Extract, from the records beneath this instruction, each line that contains the word "date".

Data records:
>> Start

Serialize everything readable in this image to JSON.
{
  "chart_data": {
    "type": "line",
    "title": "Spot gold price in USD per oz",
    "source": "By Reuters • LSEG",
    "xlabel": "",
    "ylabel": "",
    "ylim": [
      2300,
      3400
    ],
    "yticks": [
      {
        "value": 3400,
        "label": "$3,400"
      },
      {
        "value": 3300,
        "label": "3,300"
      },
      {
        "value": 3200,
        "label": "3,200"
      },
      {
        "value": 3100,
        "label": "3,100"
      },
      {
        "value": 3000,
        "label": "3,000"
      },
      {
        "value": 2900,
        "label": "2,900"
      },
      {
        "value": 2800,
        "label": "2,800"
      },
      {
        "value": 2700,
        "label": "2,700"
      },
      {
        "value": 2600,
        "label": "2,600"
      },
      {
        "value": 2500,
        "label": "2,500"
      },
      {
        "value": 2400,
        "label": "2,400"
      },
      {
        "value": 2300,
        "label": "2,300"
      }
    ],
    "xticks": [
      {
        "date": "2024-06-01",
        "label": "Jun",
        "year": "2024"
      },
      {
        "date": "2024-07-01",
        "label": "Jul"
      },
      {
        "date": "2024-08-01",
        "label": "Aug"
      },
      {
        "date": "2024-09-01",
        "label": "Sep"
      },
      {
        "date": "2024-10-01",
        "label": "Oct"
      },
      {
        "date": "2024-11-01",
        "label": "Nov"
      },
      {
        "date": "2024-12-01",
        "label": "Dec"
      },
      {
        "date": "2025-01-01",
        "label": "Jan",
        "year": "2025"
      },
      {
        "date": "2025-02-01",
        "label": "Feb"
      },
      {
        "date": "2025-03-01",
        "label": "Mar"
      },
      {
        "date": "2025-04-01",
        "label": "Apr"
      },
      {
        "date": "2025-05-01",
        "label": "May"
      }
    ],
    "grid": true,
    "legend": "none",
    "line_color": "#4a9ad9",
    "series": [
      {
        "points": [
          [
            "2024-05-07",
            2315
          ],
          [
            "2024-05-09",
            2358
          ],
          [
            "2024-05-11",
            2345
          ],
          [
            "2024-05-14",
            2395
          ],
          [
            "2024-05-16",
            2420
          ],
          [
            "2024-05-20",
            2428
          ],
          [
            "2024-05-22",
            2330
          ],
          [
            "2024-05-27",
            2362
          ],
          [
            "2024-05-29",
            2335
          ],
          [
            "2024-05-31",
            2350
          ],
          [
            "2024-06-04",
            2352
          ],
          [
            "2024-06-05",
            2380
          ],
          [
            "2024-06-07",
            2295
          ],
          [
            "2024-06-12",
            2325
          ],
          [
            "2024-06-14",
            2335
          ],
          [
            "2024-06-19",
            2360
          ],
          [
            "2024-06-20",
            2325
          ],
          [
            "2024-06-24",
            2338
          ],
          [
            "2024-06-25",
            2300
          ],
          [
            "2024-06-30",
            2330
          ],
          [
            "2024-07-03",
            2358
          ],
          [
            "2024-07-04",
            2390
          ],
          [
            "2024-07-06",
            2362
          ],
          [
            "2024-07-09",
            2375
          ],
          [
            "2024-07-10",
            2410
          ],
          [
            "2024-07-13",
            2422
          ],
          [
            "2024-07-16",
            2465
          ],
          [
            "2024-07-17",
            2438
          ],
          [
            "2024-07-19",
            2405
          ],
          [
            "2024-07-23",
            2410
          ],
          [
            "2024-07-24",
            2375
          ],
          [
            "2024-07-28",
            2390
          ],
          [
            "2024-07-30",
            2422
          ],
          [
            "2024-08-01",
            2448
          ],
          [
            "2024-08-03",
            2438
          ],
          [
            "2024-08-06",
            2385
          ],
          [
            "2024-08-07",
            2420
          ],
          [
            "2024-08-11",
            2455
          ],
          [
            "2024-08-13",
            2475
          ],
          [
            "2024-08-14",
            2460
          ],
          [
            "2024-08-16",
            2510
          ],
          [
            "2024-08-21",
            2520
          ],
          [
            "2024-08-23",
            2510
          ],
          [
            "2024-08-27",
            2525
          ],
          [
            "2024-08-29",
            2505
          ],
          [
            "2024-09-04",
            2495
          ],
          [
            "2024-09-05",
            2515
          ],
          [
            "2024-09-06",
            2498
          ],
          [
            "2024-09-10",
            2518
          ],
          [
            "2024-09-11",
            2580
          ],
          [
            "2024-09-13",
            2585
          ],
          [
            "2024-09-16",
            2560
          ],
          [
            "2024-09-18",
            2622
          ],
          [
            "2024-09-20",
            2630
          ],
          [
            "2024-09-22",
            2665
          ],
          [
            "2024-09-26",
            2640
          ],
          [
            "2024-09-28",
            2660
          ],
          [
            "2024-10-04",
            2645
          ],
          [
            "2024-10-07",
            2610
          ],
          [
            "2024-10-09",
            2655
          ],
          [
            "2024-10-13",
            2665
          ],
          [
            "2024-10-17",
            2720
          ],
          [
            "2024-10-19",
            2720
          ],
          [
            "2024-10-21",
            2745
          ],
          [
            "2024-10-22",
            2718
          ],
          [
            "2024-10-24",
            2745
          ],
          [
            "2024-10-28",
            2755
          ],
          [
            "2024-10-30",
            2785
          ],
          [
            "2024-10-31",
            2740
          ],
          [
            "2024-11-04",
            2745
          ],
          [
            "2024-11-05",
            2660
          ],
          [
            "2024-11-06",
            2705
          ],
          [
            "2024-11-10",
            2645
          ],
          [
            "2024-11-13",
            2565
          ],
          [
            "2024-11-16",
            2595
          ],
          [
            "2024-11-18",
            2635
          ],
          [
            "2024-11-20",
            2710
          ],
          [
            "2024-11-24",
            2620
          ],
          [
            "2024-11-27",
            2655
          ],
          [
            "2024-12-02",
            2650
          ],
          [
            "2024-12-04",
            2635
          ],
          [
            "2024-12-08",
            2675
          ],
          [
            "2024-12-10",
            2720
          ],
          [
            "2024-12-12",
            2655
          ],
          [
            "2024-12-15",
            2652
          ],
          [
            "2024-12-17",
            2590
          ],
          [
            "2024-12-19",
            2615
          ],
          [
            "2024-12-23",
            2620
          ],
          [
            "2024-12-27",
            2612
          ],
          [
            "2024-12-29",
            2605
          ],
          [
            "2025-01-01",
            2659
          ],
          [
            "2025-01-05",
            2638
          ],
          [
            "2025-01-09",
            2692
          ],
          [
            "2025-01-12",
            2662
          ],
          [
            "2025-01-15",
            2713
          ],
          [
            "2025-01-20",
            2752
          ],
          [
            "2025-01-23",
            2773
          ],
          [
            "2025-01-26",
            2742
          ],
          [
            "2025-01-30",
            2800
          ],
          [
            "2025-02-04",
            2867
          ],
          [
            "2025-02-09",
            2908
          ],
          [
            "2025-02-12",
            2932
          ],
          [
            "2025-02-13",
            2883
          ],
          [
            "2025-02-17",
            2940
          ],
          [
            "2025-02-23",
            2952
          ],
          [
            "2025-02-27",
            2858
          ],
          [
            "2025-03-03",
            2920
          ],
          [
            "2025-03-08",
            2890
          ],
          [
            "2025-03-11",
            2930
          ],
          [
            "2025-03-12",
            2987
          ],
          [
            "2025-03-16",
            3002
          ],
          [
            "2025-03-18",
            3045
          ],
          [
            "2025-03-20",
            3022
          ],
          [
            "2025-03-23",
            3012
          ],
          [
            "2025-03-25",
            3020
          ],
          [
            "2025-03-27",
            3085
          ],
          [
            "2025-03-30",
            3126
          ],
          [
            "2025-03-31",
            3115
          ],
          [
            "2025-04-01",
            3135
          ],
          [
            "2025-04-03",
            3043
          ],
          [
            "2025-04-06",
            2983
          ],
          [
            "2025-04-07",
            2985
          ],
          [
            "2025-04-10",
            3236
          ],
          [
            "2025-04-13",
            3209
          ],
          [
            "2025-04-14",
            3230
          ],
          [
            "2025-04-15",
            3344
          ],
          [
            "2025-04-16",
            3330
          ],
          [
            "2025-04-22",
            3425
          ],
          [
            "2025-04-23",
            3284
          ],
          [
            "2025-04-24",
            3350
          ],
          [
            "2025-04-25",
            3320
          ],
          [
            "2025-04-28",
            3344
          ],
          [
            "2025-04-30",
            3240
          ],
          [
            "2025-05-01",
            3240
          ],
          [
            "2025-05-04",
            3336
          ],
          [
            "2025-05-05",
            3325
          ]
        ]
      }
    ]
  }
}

>> End

• _Correct output_
        "date": "2024-06-01",
        "date": "2024-07-01",
        "date": "2024-08-01",
        "date": "2024-09-01",
        "date": "2024-10-01",
        "date": "2024-11-01",
        "date": "2024-12-01",
        "date": "2025-01-01",
        "date": "2025-02-01",
        "date": "2025-03-01",
        "date": "2025-04-01",
        "date": "2025-05-01",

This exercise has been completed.